* begin Record excerpts *

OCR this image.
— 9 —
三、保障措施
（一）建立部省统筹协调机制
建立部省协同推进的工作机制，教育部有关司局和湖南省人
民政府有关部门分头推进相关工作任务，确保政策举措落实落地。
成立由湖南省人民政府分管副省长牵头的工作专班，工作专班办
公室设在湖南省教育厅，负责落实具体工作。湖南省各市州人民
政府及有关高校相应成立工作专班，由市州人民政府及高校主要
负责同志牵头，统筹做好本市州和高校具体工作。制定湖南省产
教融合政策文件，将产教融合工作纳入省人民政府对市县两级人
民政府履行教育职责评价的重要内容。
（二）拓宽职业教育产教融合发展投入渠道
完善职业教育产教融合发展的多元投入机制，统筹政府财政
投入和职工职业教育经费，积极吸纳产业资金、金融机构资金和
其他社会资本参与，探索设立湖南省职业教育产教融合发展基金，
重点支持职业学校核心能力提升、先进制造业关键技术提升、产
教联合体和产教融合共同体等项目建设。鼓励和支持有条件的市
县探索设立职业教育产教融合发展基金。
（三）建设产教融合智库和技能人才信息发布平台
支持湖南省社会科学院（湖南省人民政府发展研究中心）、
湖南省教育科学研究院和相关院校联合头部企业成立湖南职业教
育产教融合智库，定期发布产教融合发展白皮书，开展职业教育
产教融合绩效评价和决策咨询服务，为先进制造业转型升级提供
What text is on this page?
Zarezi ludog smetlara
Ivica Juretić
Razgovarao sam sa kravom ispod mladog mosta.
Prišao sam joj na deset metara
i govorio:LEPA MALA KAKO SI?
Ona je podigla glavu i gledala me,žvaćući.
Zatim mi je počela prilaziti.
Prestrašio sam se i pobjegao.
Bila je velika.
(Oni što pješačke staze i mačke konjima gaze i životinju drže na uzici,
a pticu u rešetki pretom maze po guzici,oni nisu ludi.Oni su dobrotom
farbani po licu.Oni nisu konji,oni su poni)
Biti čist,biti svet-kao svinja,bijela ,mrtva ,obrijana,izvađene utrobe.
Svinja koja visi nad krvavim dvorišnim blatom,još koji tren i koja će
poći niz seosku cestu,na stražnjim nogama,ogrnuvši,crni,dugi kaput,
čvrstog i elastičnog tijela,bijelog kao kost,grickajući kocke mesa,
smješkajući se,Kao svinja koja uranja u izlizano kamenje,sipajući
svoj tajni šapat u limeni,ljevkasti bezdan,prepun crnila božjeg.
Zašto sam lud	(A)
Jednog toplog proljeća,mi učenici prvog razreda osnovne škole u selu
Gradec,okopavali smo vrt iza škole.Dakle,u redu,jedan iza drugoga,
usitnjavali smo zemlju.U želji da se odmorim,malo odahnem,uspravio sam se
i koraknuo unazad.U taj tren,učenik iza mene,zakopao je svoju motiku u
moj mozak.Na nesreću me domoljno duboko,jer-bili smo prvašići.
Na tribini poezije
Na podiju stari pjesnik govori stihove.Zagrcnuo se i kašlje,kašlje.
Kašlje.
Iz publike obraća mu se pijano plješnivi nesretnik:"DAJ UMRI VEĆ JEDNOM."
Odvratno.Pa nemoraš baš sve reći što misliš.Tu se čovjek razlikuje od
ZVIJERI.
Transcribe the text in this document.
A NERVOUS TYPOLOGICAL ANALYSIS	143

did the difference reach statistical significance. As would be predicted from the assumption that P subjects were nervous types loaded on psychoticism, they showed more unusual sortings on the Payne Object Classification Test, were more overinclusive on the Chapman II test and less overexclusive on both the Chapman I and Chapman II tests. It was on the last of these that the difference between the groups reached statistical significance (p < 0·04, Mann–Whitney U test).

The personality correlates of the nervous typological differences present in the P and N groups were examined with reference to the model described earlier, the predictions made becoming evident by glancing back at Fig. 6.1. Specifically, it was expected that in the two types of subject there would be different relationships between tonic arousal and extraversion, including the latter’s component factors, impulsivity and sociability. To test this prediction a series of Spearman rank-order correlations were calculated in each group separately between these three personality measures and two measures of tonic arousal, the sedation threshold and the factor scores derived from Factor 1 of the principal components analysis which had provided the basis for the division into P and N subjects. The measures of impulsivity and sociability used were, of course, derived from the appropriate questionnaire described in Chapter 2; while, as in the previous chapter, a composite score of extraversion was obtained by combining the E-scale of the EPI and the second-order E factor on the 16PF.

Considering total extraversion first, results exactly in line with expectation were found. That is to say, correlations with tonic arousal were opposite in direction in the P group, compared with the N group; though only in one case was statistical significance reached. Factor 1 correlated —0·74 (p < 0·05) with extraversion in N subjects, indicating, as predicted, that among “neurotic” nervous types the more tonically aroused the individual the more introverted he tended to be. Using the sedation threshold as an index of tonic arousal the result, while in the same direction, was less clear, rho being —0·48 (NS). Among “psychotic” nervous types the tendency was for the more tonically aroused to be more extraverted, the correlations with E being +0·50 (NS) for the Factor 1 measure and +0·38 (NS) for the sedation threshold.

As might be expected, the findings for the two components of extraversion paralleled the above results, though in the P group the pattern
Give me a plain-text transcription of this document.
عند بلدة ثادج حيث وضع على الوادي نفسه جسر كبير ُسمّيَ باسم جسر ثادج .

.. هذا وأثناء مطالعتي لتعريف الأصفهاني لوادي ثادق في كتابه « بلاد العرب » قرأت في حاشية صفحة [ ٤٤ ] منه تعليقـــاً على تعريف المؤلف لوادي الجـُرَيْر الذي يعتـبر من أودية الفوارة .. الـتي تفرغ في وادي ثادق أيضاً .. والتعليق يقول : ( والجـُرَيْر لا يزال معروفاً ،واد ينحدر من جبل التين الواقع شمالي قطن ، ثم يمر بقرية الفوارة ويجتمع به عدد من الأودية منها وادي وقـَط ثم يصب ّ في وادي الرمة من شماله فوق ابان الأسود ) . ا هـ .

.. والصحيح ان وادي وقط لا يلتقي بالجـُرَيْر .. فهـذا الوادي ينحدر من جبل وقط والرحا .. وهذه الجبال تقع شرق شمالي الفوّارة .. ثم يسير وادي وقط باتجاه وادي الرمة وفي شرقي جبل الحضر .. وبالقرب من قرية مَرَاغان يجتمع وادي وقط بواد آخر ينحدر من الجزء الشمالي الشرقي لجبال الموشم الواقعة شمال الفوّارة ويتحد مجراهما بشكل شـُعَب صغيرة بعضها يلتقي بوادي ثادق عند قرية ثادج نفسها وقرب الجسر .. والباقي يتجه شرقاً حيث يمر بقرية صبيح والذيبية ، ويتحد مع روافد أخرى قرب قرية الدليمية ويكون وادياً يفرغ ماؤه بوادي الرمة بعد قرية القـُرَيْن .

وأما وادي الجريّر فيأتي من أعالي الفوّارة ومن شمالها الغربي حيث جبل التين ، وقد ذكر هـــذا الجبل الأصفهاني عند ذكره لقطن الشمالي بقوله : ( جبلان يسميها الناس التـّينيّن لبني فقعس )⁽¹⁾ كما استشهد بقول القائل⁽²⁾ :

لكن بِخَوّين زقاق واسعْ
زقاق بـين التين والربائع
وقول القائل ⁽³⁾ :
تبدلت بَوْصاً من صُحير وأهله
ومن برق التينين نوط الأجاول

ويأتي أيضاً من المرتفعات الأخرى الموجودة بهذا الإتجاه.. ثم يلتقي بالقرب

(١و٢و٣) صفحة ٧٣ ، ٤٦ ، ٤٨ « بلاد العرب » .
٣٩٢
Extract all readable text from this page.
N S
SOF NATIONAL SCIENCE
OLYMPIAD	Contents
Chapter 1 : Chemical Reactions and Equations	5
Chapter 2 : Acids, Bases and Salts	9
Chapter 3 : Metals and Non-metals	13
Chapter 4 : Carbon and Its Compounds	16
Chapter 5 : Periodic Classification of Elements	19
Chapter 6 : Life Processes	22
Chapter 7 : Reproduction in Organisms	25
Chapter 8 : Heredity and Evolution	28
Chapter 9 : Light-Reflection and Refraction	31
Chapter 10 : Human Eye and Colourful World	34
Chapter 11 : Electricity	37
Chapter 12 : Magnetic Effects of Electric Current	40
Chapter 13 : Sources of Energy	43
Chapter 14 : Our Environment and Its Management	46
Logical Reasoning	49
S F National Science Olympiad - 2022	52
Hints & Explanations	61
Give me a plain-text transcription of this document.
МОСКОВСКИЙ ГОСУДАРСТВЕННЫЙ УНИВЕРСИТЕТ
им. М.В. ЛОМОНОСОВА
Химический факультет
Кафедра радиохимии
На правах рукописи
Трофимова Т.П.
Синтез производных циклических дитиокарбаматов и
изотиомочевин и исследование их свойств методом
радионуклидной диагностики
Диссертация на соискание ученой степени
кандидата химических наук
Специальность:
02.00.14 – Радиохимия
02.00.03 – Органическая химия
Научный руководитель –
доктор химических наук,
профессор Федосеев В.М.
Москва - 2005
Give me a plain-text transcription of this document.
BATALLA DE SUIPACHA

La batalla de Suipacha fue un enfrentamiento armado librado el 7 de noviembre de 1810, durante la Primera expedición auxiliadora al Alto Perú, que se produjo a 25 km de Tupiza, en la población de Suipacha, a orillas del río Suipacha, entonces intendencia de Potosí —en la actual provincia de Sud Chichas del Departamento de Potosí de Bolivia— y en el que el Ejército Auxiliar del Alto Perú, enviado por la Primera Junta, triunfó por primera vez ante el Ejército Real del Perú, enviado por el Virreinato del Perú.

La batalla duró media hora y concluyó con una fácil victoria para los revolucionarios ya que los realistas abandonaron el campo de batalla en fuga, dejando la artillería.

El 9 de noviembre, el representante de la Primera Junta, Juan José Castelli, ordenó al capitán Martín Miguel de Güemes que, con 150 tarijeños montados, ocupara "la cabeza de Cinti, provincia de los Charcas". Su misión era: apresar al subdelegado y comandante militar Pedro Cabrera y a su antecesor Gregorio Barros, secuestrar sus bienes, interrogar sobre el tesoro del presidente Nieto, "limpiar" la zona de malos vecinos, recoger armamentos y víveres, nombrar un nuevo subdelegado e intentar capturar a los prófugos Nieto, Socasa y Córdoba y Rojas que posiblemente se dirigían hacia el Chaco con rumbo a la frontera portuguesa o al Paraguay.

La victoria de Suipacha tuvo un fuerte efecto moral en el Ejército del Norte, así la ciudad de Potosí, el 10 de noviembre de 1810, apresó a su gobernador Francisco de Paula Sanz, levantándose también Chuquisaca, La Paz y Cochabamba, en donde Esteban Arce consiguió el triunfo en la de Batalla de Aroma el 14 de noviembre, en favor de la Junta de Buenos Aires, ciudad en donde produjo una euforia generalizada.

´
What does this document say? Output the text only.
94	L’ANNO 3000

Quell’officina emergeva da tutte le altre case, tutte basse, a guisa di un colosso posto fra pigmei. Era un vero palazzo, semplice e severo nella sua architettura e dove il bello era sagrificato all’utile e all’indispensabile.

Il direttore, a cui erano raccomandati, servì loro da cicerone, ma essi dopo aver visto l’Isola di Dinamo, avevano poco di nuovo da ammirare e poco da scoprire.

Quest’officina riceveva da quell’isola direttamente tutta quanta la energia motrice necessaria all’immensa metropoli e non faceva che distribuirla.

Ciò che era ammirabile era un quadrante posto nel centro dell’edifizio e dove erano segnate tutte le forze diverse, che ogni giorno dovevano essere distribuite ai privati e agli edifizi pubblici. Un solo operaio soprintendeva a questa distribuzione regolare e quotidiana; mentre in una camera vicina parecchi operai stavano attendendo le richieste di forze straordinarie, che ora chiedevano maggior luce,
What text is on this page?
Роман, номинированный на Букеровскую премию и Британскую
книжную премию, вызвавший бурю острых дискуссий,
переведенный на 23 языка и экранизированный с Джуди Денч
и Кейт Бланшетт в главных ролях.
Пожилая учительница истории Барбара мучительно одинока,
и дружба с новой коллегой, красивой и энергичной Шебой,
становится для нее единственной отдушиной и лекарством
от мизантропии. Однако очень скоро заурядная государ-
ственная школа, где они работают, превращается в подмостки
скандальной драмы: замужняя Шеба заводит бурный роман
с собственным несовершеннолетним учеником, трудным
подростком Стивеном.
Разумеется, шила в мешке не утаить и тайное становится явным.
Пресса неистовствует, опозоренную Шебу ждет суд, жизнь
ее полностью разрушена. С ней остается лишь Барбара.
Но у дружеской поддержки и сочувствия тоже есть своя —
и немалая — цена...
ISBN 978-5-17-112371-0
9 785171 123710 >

* end Record excerpts *

> **Requirements**
Locate the lines above that hold the word "dove". Show every one of them.

> **Solution for this exercise**
Quell’officina emergeva da tutte le altre case, tutte basse, a guisa di un colosso posto fra pigmei. Era un vero palazzo, semplice e severo nella sua architettura e dove il bello era sagrificato all’utile e all’indispensabile.
Ciò che era ammirabile era un quadrante posto nel centro dell’edifizio e dove erano segnate tutte le forze diverse, che ogni giorno dovevano essere distribuite ai privati e agli edifizi pubblici. Un solo operaio soprintendeva a questa distribuzione regolare e quotidiana; mentre in una camera vicina parecchi operai stavano attendendo le richieste di forze straordinarie, che ora chiedevano maggior luce,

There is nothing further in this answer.